(Excerpts from a figure dataset)
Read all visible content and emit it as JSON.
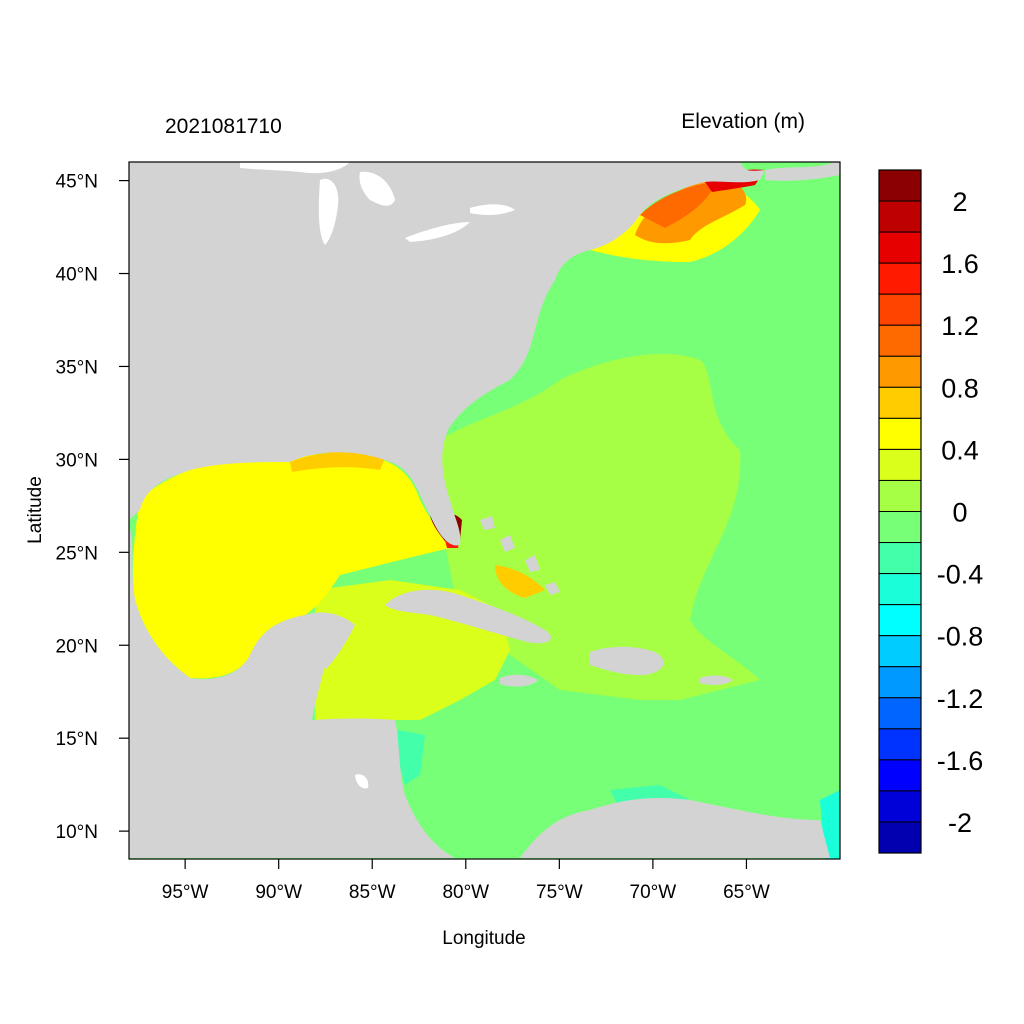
{
  "header": {
    "left_label": "2021081710",
    "right_label": "Elevation (m)"
  },
  "axes": {
    "xlabel": "Longitude",
    "ylabel": "Latitude",
    "xlim": [
      -98,
      -60
    ],
    "ylim": [
      8.5,
      46
    ],
    "xticks": [
      {
        "value": -95,
        "label": "95°W"
      },
      {
        "value": -90,
        "label": "90°W"
      },
      {
        "value": -85,
        "label": "85°W"
      },
      {
        "value": -80,
        "label": "80°W"
      },
      {
        "value": -75,
        "label": "75°W"
      },
      {
        "value": -70,
        "label": "70°W"
      },
      {
        "value": -65,
        "label": "65°W"
      }
    ],
    "yticks": [
      {
        "value": 45,
        "label": "45°N"
      },
      {
        "value": 40,
        "label": "40°N"
      },
      {
        "value": 35,
        "label": "35°N"
      },
      {
        "value": 30,
        "label": "30°N"
      },
      {
        "value": 25,
        "label": "25°N"
      },
      {
        "value": 20,
        "label": "20°N"
      },
      {
        "value": 15,
        "label": "15°N"
      },
      {
        "value": 10,
        "label": "10°N"
      }
    ]
  },
  "colorbar": {
    "colors_top_to_bottom": [
      "#8b0000",
      "#bf0000",
      "#e60000",
      "#ff1a00",
      "#ff4400",
      "#ff6a00",
      "#ff9900",
      "#ffcc00",
      "#ffff00",
      "#d9ff1a",
      "#a6ff44",
      "#77ff77",
      "#44ffaa",
      "#1affd9",
      "#00ffff",
      "#00ccff",
      "#0099ff",
      "#0066ff",
      "#0033ff",
      "#0000ff",
      "#0000d9",
      "#0000b0"
    ],
    "labels": [
      "2",
      "1.6",
      "1.2",
      "0.8",
      "0.4",
      "0",
      "-0.4",
      "-0.8",
      "-1.2",
      "-1.6",
      "-2"
    ]
  },
  "map": {
    "land_color": "#d3d3d3",
    "ocean_background_color": "#77ff77",
    "water_body_color": "#ffffff",
    "regions": [
      {
        "name": "gulf-of-mexico",
        "value": 0.45,
        "color": "#ffff00"
      },
      {
        "name": "caribbean-sea",
        "value": 0.3,
        "color": "#d9ff1a"
      },
      {
        "name": "south-caribbean",
        "value": 0.1,
        "color": "#a6ff44"
      },
      {
        "name": "western-atlantic",
        "value": 0.1,
        "color": "#a6ff44"
      },
      {
        "name": "open-atlantic",
        "value": -0.1,
        "color": "#77ff77"
      },
      {
        "name": "gulf-of-maine",
        "value": 1.0,
        "color": "#ff9900"
      },
      {
        "name": "south-florida",
        "value": 2.2,
        "color": "#8b0000"
      }
    ]
  }
}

» REQUIRED WORK: How many lines of the listing above include the word "south"? Reply with the number alone.

» EXPECTED ANSWER: 2